* Records provided *
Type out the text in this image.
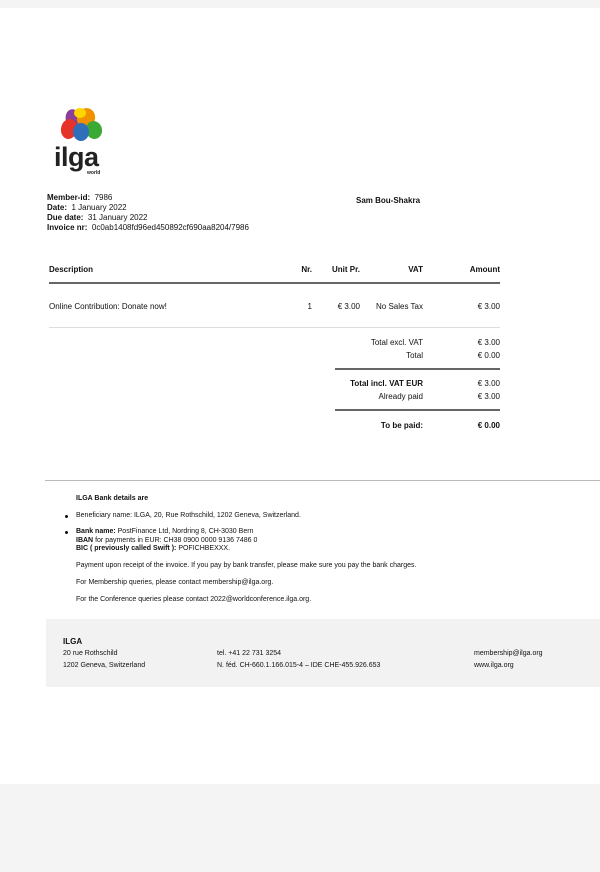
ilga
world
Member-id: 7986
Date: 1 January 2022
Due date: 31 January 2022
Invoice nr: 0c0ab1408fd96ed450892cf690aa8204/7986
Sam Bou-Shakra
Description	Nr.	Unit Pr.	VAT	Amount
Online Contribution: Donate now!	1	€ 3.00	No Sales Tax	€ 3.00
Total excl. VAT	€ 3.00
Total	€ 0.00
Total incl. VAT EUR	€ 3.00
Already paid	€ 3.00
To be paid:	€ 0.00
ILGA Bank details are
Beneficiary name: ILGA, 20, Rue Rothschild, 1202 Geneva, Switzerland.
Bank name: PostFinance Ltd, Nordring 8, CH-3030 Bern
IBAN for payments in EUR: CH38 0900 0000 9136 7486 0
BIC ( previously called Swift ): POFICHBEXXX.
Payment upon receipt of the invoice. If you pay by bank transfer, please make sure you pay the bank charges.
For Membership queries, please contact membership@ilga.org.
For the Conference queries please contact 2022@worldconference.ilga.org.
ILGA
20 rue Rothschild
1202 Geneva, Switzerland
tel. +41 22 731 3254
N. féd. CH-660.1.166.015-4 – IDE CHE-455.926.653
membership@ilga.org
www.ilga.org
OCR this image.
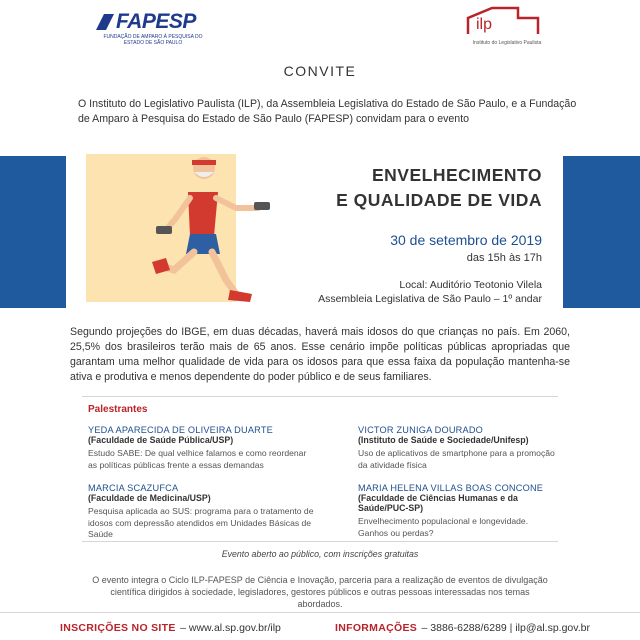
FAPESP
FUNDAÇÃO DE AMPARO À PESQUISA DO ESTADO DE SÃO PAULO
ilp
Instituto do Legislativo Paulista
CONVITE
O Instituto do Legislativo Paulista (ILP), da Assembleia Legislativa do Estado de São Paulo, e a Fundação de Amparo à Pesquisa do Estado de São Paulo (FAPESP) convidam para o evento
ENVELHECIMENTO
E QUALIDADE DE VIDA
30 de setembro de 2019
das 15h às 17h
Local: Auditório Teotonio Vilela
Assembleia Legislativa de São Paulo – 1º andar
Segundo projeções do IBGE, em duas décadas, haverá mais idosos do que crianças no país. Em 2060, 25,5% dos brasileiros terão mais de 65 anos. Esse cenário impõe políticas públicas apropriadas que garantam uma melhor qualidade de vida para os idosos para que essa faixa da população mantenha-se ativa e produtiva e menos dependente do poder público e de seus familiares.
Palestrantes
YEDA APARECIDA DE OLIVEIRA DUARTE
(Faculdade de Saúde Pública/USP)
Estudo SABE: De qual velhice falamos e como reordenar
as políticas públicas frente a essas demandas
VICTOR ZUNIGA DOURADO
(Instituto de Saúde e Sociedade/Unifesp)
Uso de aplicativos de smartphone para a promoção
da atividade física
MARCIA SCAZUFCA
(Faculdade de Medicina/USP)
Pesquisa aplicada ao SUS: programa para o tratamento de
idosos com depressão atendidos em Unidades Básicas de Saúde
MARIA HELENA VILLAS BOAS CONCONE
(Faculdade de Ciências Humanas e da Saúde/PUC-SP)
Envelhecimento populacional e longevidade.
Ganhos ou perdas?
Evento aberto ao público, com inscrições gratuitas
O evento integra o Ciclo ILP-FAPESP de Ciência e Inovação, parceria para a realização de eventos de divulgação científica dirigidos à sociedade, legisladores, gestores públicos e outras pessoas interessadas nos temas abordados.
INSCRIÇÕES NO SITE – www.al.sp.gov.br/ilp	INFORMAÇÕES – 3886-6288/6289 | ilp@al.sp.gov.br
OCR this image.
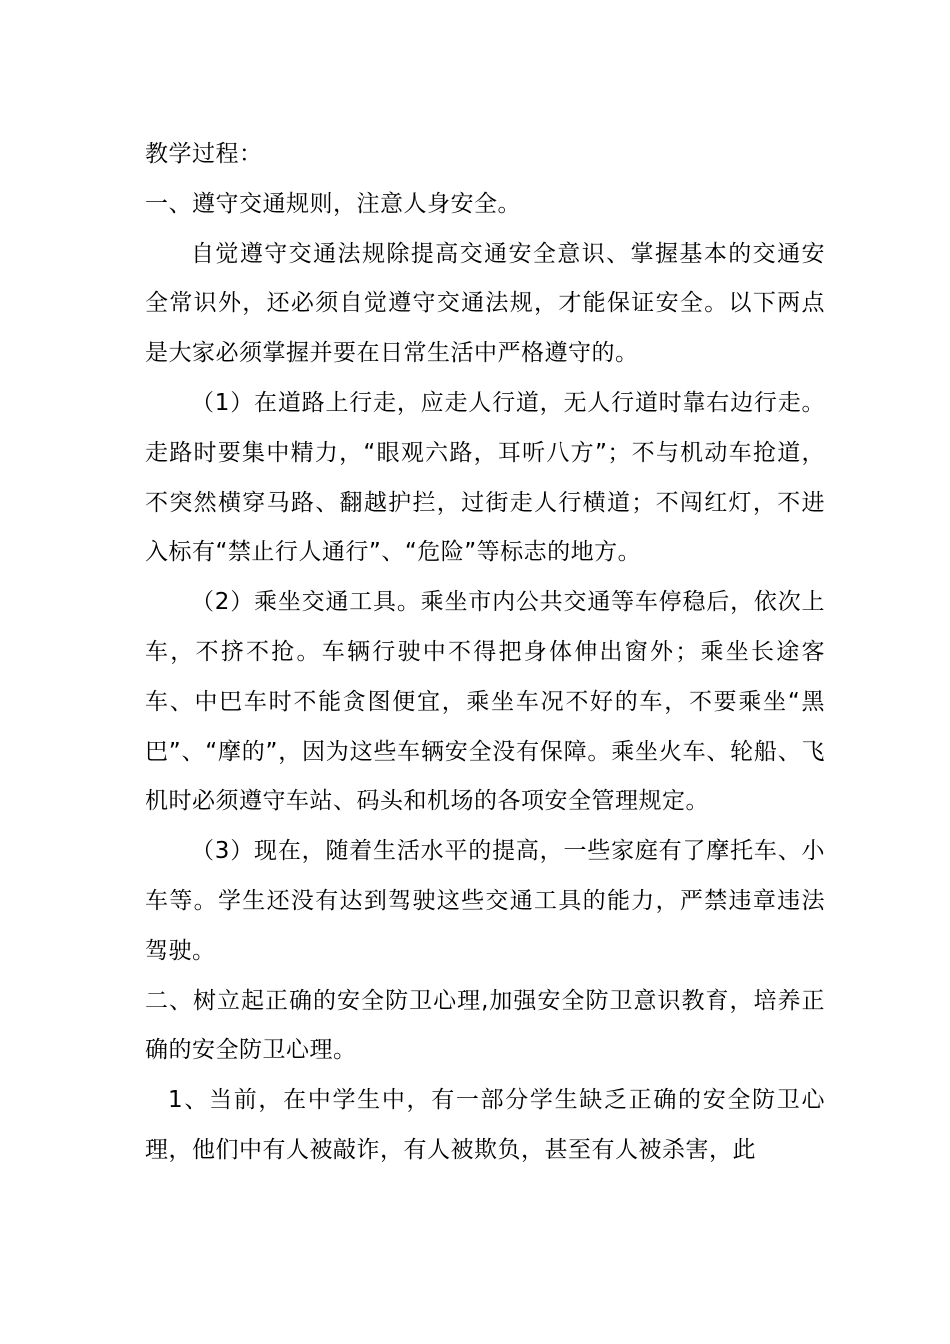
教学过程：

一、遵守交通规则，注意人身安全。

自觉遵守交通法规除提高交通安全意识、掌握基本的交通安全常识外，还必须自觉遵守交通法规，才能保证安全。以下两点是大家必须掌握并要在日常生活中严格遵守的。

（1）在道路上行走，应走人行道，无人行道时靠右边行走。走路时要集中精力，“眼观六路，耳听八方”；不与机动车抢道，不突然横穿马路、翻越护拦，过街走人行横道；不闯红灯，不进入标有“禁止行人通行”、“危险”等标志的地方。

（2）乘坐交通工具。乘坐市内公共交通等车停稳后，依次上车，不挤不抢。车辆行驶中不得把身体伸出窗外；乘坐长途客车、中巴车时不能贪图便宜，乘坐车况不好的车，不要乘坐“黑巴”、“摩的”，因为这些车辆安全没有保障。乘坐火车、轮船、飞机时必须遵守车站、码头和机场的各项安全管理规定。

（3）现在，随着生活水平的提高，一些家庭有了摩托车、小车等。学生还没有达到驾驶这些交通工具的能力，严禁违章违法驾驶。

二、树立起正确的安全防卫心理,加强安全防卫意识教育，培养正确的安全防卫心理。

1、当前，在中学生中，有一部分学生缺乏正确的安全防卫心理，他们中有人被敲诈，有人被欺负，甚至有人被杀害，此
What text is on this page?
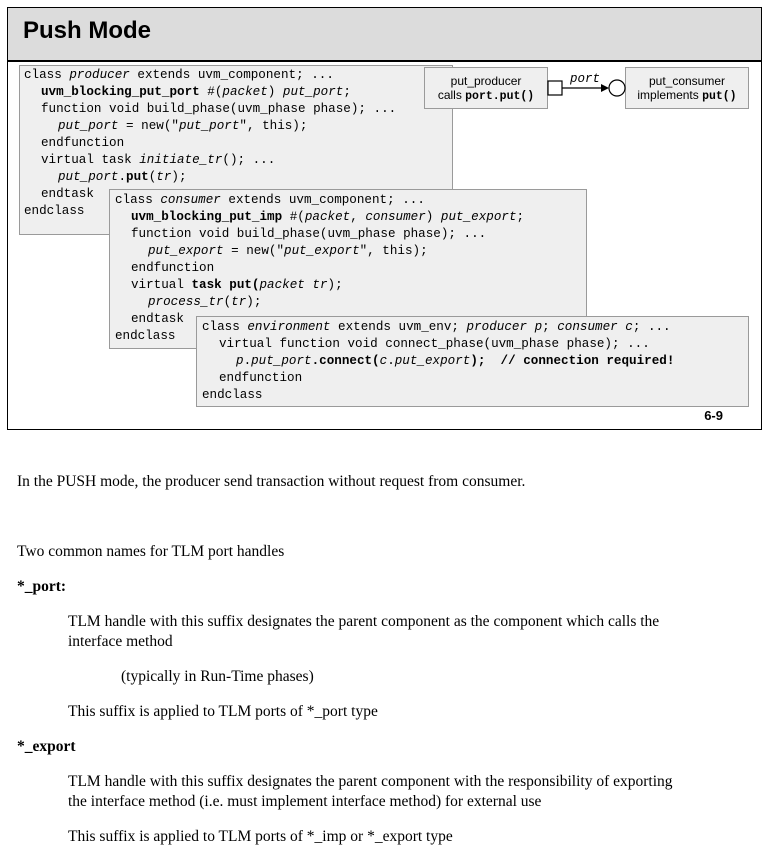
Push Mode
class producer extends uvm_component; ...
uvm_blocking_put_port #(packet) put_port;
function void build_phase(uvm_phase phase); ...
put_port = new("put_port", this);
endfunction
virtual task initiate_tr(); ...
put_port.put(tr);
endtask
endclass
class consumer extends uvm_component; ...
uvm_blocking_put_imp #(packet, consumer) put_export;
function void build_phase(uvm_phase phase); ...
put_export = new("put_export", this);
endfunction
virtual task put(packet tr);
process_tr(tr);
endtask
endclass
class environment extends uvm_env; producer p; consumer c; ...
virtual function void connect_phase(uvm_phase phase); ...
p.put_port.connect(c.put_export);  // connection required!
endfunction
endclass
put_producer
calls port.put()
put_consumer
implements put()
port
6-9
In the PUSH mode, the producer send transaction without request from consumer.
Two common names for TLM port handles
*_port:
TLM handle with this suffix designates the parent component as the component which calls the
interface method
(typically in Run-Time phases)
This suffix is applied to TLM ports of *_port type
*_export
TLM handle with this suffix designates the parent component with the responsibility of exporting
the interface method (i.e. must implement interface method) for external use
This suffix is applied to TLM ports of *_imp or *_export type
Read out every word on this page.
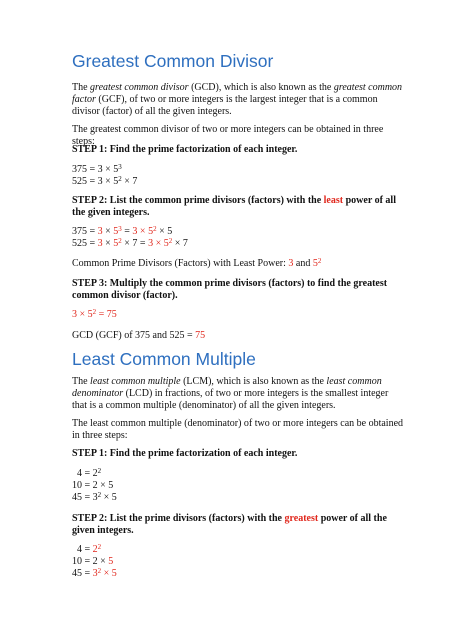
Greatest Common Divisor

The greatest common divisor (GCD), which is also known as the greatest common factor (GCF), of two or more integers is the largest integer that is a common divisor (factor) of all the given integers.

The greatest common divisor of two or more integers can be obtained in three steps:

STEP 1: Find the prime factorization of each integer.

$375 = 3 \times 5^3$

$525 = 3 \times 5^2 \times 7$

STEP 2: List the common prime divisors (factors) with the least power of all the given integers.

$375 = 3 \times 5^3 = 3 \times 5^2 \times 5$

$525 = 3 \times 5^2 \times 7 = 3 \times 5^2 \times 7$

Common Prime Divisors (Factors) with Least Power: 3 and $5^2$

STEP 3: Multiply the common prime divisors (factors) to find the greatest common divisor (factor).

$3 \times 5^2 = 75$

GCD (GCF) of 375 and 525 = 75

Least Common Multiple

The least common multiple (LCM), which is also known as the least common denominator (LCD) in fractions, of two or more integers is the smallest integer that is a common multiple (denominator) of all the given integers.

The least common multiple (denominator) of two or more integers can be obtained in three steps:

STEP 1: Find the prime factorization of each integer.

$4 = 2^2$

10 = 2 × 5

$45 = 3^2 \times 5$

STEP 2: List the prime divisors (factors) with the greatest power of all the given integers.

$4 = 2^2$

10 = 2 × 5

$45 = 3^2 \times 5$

* To be done *
Write out the records above once more, word for word, with no pictures.

* Response to the exercise *
Type out the text in this image.
ilga
world
Member-id: 7986
Date: 1 January 2022
Due date: 31 January 2022
Invoice nr: 0c0ab1408fd96ed450892cf690aa8204/7986
Sam Bou-Shakra
Description	Nr.	Unit Pr.	VAT	Amount
Online Contribution: Donate now!	1	€ 3.00	No Sales Tax	€ 3.00
Total excl. VAT	€ 3.00
Total	€ 0.00
Total incl. VAT EUR	€ 3.00
Already paid	€ 3.00
To be paid:	€ 0.00
ILGA Bank details are
Beneficiary name: ILGA, 20, Rue Rothschild, 1202 Geneva, Switzerland.
Bank name: PostFinance Ltd, Nordring 8, CH-3030 Bern
IBAN for payments in EUR: CH38 0900 0000 9136 7486 0
BIC ( previously called Swift ): POFICHBEXXX.
Payment upon receipt of the invoice. If you pay by bank transfer, please make sure you pay the bank charges.
For Membership queries, please contact membership@ilga.org.
For the Conference queries please contact 2022@worldconference.ilga.org.
ILGA
20 rue Rothschild
1202 Geneva, Switzerland
tel. +41 22 731 3254
N. féd. CH-660.1.166.015-4 – IDE CHE-455.926.653
membership@ilga.org
www.ilga.org
OCR this image.
FAPESP
FUNDAÇÃO DE AMPARO À PESQUISA DO ESTADO DE SÃO PAULO
ilp
Instituto do Legislativo Paulista
CONVITE
O Instituto do Legislativo Paulista (ILP), da Assembleia Legislativa do Estado de São Paulo, e a Fundação de Amparo à Pesquisa do Estado de São Paulo (FAPESP) convidam para o evento
ENVELHECIMENTO
E QUALIDADE DE VIDA
30 de setembro de 2019
das 15h às 17h
Local: Auditório Teotonio Vilela
Assembleia Legislativa de São Paulo – 1º andar
Segundo projeções do IBGE, em duas décadas, haverá mais idosos do que crianças no país. Em 2060, 25,5% dos brasileiros terão mais de 65 anos. Esse cenário impõe políticas públicas apropriadas que garantam uma melhor qualidade de vida para os idosos para que essa faixa da população mantenha-se ativa e produtiva e menos dependente do poder público e de seus familiares.
Palestrantes
YEDA APARECIDA DE OLIVEIRA DUARTE
(Faculdade de Saúde Pública/USP)
Estudo SABE: De qual velhice falamos e como reordenar
as políticas públicas frente a essas demandas
VICTOR ZUNIGA DOURADO
(Instituto de Saúde e Sociedade/Unifesp)
Uso de aplicativos de smartphone para a promoção
da atividade física
MARCIA SCAZUFCA
(Faculdade de Medicina/USP)
Pesquisa aplicada ao SUS: programa para o tratamento de
idosos com depressão atendidos em Unidades Básicas de Saúde
MARIA HELENA VILLAS BOAS CONCONE
(Faculdade de Ciências Humanas e da Saúde/PUC-SP)
Envelhecimento populacional e longevidade.
Ganhos ou perdas?
Evento aberto ao público, com inscrições gratuitas
O evento integra o Ciclo ILP-FAPESP de Ciência e Inovação, parceria para a realização de eventos de divulgação científica dirigidos à sociedade, legisladores, gestores públicos e outras pessoas interessadas nos temas abordados.
INSCRIÇÕES NO SITE – www.al.sp.gov.br/ilp	INFORMAÇÕES – 3886-6288/6289 | ilp@al.sp.gov.br
OCR this image.
教学过程：

一、遵守交通规则，注意人身安全。

自觉遵守交通法规除提高交通安全意识、掌握基本的交通安全常识外，还必须自觉遵守交通法规，才能保证安全。以下两点是大家必须掌握并要在日常生活中严格遵守的。

（1）在道路上行走，应走人行道，无人行道时靠右边行走。走路时要集中精力，“眼观六路，耳听八方”；不与机动车抢道，不突然横穿马路、翻越护拦，过街走人行横道；不闯红灯，不进入标有“禁止行人通行”、“危险”等标志的地方。

（2）乘坐交通工具。乘坐市内公共交通等车停稳后，依次上车，不挤不抢。车辆行驶中不得把身体伸出窗外；乘坐长途客车、中巴车时不能贪图便宜，乘坐车况不好的车，不要乘坐“黑巴”、“摩的”，因为这些车辆安全没有保障。乘坐火车、轮船、飞机时必须遵守车站、码头和机场的各项安全管理规定。

（3）现在，随着生活水平的提高，一些家庭有了摩托车、小车等。学生还没有达到驾驶这些交通工具的能力，严禁违章违法驾驶。

二、树立起正确的安全防卫心理,加强安全防卫意识教育，培养正确的安全防卫心理。

1、当前，在中学生中，有一部分学生缺乏正确的安全防卫心理，他们中有人被敲诈，有人被欺负，甚至有人被杀害，此
What text is on this page?
Push Mode
class producer extends uvm_component; ...
uvm_blocking_put_port #(packet) put_port;
function void build_phase(uvm_phase phase); ...
put_port = new("put_port", this);
endfunction
virtual task initiate_tr(); ...
put_port.put(tr);
endtask
endclass
class consumer extends uvm_component; ...
uvm_blocking_put_imp #(packet, consumer) put_export;
function void build_phase(uvm_phase phase); ...
put_export = new("put_export", this);
endfunction
virtual task put(packet tr);
process_tr(tr);
endtask
endclass
class environment extends uvm_env; producer p; consumer c; ...
virtual function void connect_phase(uvm_phase phase); ...
p.put_port.connect(c.put_export);  // connection required!
endfunction
endclass
put_producer
calls port.put()
put_consumer
implements put()
port
6-9
In the PUSH mode, the producer send transaction without request from consumer.
Two common names for TLM port handles
*_port:
TLM handle with this suffix designates the parent component as the component which calls the
interface method
(typically in Run-Time phases)
This suffix is applied to TLM ports of *_port type
*_export
TLM handle with this suffix designates the parent component with the responsibility of exporting
the interface method (i.e. must implement interface method) for external use
This suffix is applied to TLM ports of *_imp or *_export type
Read out every word on this page.
Greatest Common Divisor

The greatest common divisor (GCD), which is also known as the greatest common factor (GCF), of two or more integers is the largest integer that is a common divisor (factor) of all the given integers.

The greatest common divisor of two or more integers can be obtained in three steps:

STEP 1: Find the prime factorization of each integer.

$375 = 3 \times 5^3$

$525 = 3 \times 5^2 \times 7$

STEP 2: List the common prime divisors (factors) with the least power of all the given integers.

$375 = 3 \times 5^3 = 3 \times 5^2 \times 5$

$525 = 3 \times 5^2 \times 7 = 3 \times 5^2 \times 7$

Common Prime Divisors (Factors) with Least Power: 3 and $5^2$

STEP 3: Multiply the common prime divisors (factors) to find the greatest common divisor (factor).

$3 \times 5^2 = 75$

GCD (GCF) of 375 and 525 = 75

Least Common Multiple

The least common multiple (LCM), which is also known as the least common denominator (LCD) in fractions, of two or more integers is the smallest integer that is a common multiple (denominator) of all the given integers.

The least common multiple (denominator) of two or more integers can be obtained in three steps:

STEP 1: Find the prime factorization of each integer.

$4 = 2^2$

10 = 2 × 5

$45 = 3^2 \times 5$

STEP 2: List the prime divisors (factors) with the greatest power of all the given integers.

$4 = 2^2$

10 = 2 × 5

$45 = 3^2 \times 5$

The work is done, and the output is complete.